--- DO THIS ---
Filter the listing and keep only the lines with the word "cutoff".

=-=-=

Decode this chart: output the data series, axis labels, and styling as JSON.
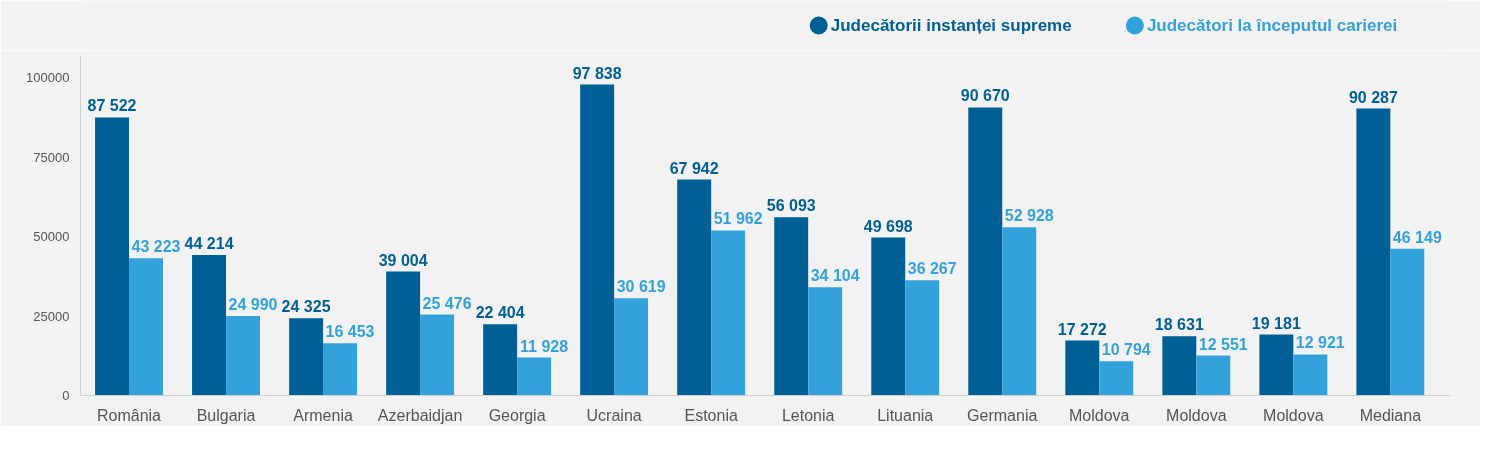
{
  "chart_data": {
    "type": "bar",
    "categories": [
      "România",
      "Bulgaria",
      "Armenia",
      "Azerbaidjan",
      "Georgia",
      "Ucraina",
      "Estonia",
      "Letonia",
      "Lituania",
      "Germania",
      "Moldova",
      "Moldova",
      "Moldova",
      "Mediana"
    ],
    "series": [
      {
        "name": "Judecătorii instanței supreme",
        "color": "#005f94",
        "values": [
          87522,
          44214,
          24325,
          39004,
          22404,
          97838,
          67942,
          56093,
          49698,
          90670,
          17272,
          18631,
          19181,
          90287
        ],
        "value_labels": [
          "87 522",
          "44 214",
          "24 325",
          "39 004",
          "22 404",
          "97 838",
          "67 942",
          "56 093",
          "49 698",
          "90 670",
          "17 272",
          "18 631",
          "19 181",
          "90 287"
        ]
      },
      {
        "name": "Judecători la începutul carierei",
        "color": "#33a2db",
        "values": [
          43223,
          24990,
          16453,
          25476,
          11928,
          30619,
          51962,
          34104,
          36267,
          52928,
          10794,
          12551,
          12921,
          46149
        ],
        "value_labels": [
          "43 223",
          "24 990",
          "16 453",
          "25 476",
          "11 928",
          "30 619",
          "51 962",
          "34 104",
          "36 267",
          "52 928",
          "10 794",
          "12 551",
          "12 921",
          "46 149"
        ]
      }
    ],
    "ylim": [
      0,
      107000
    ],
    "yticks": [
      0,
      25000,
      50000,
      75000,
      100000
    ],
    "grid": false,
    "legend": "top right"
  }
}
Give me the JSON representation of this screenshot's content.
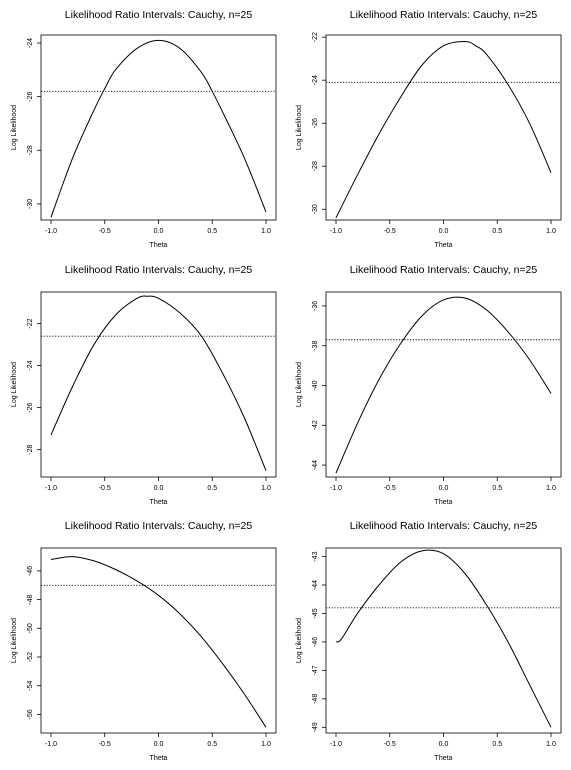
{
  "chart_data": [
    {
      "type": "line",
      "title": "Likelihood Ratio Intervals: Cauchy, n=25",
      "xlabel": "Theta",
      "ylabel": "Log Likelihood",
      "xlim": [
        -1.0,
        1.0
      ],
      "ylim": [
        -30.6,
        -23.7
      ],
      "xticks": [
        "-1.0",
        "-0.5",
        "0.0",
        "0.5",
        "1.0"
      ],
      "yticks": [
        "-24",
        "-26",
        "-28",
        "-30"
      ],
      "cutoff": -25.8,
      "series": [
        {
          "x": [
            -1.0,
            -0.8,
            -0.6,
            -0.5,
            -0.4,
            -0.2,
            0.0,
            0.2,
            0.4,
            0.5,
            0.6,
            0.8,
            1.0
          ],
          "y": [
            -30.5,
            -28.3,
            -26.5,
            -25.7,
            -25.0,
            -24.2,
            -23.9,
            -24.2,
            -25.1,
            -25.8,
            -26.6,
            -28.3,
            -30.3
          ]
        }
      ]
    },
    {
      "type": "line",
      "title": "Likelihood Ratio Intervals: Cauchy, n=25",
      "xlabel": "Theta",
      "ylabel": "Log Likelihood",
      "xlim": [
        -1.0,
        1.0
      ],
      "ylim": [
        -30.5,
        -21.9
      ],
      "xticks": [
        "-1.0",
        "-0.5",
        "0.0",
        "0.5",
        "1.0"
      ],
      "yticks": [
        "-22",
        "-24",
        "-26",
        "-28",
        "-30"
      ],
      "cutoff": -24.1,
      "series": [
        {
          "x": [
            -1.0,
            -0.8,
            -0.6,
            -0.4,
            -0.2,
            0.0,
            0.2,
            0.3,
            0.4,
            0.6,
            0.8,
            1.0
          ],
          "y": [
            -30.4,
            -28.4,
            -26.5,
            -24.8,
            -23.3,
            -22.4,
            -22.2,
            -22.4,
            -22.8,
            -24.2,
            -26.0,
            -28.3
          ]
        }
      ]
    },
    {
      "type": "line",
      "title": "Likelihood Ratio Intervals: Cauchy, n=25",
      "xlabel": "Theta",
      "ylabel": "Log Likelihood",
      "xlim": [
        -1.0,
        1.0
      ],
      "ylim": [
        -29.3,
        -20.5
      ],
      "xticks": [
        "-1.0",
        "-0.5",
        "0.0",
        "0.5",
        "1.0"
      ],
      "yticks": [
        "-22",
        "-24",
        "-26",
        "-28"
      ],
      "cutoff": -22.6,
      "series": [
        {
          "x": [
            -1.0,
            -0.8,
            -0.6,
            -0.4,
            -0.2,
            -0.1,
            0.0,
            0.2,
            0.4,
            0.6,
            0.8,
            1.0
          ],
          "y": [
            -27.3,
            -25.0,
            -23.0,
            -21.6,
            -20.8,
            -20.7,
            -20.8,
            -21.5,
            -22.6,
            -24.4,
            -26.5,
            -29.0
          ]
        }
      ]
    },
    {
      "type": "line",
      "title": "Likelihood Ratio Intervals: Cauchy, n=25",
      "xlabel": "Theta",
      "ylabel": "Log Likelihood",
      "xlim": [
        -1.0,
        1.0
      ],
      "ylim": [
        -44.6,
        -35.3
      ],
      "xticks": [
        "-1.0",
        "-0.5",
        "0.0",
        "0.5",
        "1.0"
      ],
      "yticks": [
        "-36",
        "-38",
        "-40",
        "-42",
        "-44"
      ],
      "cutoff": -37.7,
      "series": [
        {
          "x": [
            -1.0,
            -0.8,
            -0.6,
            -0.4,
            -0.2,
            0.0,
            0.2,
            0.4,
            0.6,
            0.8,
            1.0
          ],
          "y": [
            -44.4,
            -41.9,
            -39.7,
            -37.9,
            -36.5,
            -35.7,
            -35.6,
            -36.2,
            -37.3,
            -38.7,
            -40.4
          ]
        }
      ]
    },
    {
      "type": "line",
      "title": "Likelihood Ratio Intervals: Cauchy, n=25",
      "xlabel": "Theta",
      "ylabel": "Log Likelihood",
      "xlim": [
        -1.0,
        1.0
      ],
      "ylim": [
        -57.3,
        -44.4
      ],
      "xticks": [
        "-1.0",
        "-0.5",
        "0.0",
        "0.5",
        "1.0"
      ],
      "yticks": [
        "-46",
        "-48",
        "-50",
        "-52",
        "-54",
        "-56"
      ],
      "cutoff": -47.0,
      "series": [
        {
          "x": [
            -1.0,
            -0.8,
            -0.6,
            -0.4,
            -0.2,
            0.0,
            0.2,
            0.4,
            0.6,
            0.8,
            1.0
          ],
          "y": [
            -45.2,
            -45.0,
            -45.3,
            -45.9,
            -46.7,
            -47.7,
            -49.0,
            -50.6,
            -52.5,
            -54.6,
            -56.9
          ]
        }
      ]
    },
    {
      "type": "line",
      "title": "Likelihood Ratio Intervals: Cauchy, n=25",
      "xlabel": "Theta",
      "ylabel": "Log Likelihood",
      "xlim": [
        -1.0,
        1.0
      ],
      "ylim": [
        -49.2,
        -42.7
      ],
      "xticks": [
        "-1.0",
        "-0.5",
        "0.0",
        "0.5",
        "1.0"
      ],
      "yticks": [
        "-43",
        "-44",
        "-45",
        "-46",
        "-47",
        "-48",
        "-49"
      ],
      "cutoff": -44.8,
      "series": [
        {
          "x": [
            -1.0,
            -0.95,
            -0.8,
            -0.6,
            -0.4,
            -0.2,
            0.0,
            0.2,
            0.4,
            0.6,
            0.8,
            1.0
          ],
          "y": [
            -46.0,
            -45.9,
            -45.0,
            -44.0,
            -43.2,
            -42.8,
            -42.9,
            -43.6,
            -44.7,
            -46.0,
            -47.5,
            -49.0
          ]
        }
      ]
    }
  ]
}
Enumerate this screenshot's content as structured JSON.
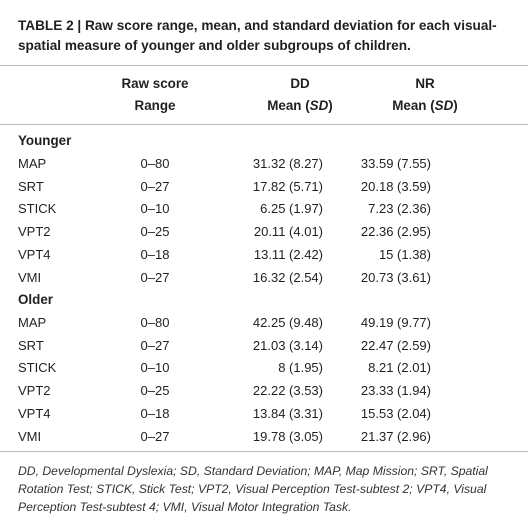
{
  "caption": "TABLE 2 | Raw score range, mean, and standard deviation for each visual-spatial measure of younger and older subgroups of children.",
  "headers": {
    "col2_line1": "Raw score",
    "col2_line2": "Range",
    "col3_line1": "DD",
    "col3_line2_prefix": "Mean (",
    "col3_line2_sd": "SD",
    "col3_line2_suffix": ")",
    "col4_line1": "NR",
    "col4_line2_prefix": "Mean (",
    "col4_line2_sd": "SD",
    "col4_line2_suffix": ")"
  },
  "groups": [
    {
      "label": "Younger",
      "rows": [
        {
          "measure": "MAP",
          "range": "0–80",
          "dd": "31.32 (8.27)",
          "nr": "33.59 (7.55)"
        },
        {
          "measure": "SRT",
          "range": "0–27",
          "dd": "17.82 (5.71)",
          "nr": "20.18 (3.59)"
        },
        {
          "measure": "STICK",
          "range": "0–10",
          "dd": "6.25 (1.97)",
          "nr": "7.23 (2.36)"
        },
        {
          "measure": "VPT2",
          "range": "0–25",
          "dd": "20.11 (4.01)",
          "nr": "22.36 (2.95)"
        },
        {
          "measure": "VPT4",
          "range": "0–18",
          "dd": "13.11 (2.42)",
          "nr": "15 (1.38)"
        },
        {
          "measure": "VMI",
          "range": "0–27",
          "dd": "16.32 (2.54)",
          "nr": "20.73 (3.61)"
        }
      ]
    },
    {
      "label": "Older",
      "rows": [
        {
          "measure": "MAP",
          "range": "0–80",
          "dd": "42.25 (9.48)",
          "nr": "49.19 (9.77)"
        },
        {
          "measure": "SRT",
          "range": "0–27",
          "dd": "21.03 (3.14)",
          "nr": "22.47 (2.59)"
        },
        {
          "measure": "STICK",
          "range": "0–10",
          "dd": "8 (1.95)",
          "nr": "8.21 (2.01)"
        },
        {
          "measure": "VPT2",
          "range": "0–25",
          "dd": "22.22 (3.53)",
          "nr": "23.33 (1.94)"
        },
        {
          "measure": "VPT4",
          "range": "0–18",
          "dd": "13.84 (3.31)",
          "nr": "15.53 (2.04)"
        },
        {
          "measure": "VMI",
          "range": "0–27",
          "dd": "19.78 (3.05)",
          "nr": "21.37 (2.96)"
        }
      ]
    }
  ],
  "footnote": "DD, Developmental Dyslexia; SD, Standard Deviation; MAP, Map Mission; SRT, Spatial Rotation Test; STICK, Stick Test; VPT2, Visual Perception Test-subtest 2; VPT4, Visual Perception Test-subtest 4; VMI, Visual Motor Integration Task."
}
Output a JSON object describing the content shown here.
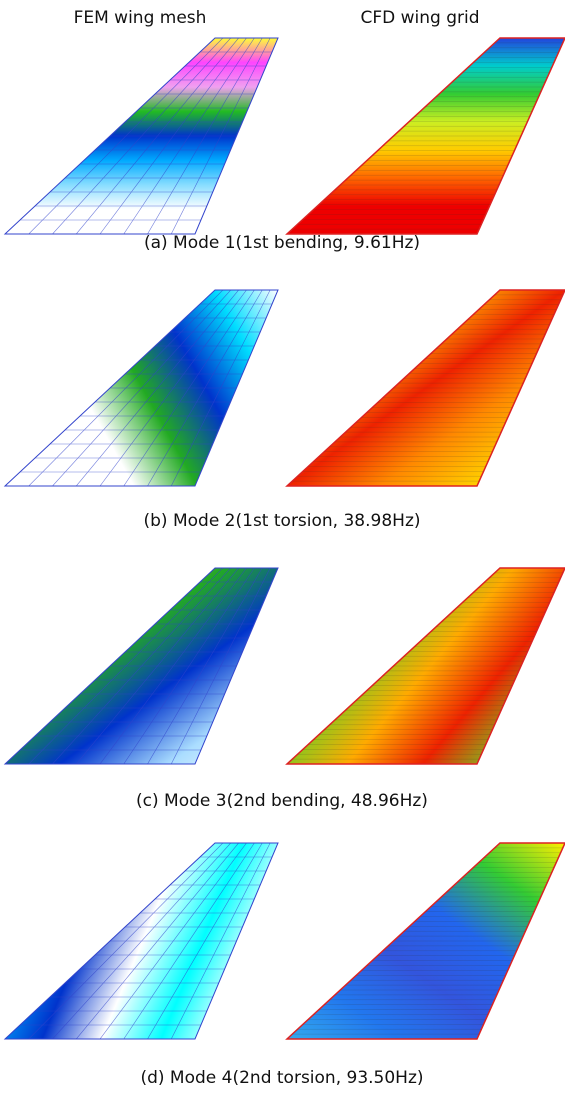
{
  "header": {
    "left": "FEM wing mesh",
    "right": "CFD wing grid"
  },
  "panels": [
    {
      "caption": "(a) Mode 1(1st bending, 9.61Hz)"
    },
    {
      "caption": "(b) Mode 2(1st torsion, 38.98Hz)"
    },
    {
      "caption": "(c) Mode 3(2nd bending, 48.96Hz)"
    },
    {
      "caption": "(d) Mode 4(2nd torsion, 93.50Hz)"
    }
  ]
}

=-=-=

--- RESULT OF THE EXERCISE ---
      "cutoff": -25.8,
      "cutoff": -24.1,
      "cutoff": -22.6,
      "cutoff": -37.7,
      "cutoff": -47.0,
      "cutoff": -44.8,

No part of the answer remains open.